- [Given instruction]:
Transcribe the material below exactly as it appears.

- [Records provided]:

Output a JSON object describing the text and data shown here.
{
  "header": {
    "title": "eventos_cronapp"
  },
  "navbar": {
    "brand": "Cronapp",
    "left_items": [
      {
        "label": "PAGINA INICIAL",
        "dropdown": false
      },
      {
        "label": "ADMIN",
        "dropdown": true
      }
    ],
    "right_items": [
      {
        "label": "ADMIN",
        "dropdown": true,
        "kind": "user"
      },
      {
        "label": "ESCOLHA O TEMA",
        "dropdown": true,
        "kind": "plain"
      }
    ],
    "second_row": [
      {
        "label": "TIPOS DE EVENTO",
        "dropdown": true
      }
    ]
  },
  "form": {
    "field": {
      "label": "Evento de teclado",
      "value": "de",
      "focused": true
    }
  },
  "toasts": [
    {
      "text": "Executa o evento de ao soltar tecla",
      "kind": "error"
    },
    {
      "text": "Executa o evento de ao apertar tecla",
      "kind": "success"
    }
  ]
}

- [Solution]:
Output a JSON object describing the text and data shown here.
{
  "header": {
    "title": "eventos_cronapp"
  },
  "navbar": {
    "brand": "Cronapp",
    "left_items": [
      {
        "label": "PAGINA INICIAL",
        "dropdown": false
      },
      {
        "label": "ADMIN",
        "dropdown": true
      }
    ],
    "right_items": [
      {
        "label": "ADMIN",
        "dropdown": true,
        "kind": "user"
      },
      {
        "label": "ESCOLHA O TEMA",
        "dropdown": true,
        "kind": "plain"
      }
    ],
    "second_row": [
      {
        "label": "TIPOS DE EVENTO",
        "dropdown": true
      }
    ]
  },
  "form": {
    "field": {
      "label": "Evento de teclado",
      "value": "de",
      "focused": true
    }
  },
  "toasts": [
    {
      "text": "Executa o evento de ao soltar tecla",
      "kind": "error"
    },
    {
      "text": "Executa o evento de ao apertar tecla",
      "kind": "success"
    }
  ]
}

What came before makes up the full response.